* REQUEST: Take down each entry exactly as written.

* Collection entries:
+--

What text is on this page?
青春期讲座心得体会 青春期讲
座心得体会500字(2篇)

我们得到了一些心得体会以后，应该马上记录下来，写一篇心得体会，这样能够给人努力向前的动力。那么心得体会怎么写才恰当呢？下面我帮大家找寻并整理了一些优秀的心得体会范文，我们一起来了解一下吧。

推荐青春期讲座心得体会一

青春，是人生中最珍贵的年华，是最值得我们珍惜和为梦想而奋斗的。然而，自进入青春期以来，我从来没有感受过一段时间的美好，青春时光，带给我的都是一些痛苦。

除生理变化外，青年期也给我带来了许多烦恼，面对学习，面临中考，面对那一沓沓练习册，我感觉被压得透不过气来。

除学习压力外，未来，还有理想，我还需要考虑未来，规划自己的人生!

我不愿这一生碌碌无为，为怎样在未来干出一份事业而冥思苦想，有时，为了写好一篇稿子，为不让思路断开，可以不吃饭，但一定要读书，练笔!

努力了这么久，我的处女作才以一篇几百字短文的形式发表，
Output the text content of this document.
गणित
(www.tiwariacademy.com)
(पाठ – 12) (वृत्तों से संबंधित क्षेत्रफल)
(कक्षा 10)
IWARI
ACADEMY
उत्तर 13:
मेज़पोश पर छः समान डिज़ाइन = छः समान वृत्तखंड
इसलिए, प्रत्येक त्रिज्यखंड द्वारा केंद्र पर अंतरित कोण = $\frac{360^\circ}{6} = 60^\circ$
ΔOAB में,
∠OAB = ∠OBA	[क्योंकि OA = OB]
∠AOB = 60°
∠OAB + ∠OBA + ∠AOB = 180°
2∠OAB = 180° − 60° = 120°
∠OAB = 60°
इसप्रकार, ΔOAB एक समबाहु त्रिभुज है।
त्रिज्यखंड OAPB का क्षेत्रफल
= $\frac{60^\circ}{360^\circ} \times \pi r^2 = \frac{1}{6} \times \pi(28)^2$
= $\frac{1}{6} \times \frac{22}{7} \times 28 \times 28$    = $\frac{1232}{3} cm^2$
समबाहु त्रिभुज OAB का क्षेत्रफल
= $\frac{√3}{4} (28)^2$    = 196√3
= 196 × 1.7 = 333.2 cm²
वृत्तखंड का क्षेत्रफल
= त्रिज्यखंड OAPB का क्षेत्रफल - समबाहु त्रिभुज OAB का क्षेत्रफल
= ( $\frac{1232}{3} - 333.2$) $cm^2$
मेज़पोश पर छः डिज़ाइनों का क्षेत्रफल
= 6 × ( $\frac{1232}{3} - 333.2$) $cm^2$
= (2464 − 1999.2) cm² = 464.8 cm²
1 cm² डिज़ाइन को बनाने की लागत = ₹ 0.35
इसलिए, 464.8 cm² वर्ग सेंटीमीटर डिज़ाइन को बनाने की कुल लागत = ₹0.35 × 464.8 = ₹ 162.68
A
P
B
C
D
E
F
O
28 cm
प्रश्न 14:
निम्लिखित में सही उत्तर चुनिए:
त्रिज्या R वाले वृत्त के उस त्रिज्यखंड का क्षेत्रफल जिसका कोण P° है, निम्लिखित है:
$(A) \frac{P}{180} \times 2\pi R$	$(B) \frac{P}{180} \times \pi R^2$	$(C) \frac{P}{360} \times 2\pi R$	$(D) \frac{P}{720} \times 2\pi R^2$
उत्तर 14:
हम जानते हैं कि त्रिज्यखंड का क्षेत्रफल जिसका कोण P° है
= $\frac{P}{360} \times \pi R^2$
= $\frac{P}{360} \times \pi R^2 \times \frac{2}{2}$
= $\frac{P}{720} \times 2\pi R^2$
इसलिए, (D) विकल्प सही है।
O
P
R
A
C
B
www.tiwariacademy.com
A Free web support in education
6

+--

* RESULT OF THIS EXERCISE:
What text is on this page?
青春期讲座心得体会 青春期讲
座心得体会500字(2篇)

我们得到了一些心得体会以后，应该马上记录下来，写一篇心得体会，这样能够给人努力向前的动力。那么心得体会怎么写才恰当呢？下面我帮大家找寻并整理了一些优秀的心得体会范文，我们一起来了解一下吧。

推荐青春期讲座心得体会一

青春，是人生中最珍贵的年华，是最值得我们珍惜和为梦想而奋斗的。然而，自进入青春期以来，我从来没有感受过一段时间的美好，青春时光，带给我的都是一些痛苦。

除生理变化外，青年期也给我带来了许多烦恼，面对学习，面临中考，面对那一沓沓练习册，我感觉被压得透不过气来。

除学习压力外，未来，还有理想，我还需要考虑未来，规划自己的人生!

我不愿这一生碌碌无为，为怎样在未来干出一份事业而冥思苦想，有时，为了写好一篇稿子，为不让思路断开，可以不吃饭，但一定要读书，练笔!

努力了这么久，我的处女作才以一篇几百字短文的形式发表，
Output the text content of this document.
गणित
(www.tiwariacademy.com)
(पाठ – 12) (वृत्तों से संबंधित क्षेत्रफल)
(कक्षा 10)
IWARI
ACADEMY
उत्तर 13:
मेज़पोश पर छः समान डिज़ाइन = छः समान वृत्तखंड
इसलिए, प्रत्येक त्रिज्यखंड द्वारा केंद्र पर अंतरित कोण = $\frac{360^\circ}{6} = 60^\circ$
ΔOAB में,
∠OAB = ∠OBA	[क्योंकि OA = OB]
∠AOB = 60°
∠OAB + ∠OBA + ∠AOB = 180°
2∠OAB = 180° − 60° = 120°
∠OAB = 60°
इसप्रकार, ΔOAB एक समबाहु त्रिभुज है।
त्रिज्यखंड OAPB का क्षेत्रफल
= $\frac{60^\circ}{360^\circ} \times \pi r^2 = \frac{1}{6} \times \pi(28)^2$
= $\frac{1}{6} \times \frac{22}{7} \times 28 \times 28$    = $\frac{1232}{3} cm^2$
समबाहु त्रिभुज OAB का क्षेत्रफल
= $\frac{√3}{4} (28)^2$    = 196√3
= 196 × 1.7 = 333.2 cm²
वृत्तखंड का क्षेत्रफल
= त्रिज्यखंड OAPB का क्षेत्रफल - समबाहु त्रिभुज OAB का क्षेत्रफल
= ( $\frac{1232}{3} - 333.2$) $cm^2$
मेज़पोश पर छः डिज़ाइनों का क्षेत्रफल
= 6 × ( $\frac{1232}{3} - 333.2$) $cm^2$
= (2464 − 1999.2) cm² = 464.8 cm²
1 cm² डिज़ाइन को बनाने की लागत = ₹ 0.35
इसलिए, 464.8 cm² वर्ग सेंटीमीटर डिज़ाइन को बनाने की कुल लागत = ₹0.35 × 464.8 = ₹ 162.68
A
P
B
C
D
E
F
O
28 cm
प्रश्न 14:
निम्लिखित में सही उत्तर चुनिए:
त्रिज्या R वाले वृत्त के उस त्रिज्यखंड का क्षेत्रफल जिसका कोण P° है, निम्लिखित है:
$(A) \frac{P}{180} \times 2\pi R$	$(B) \frac{P}{180} \times \pi R^2$	$(C) \frac{P}{360} \times 2\pi R$	$(D) \frac{P}{720} \times 2\pi R^2$
उत्तर 14:
हम जानते हैं कि त्रिज्यखंड का क्षेत्रफल जिसका कोण P° है
= $\frac{P}{360} \times \pi R^2$
= $\frac{P}{360} \times \pi R^2 \times \frac{2}{2}$
= $\frac{P}{720} \times 2\pi R^2$
इसलिए, (D) विकल्प सही है।
O
P
R
A
C
B
www.tiwariacademy.com
A Free web support in education
6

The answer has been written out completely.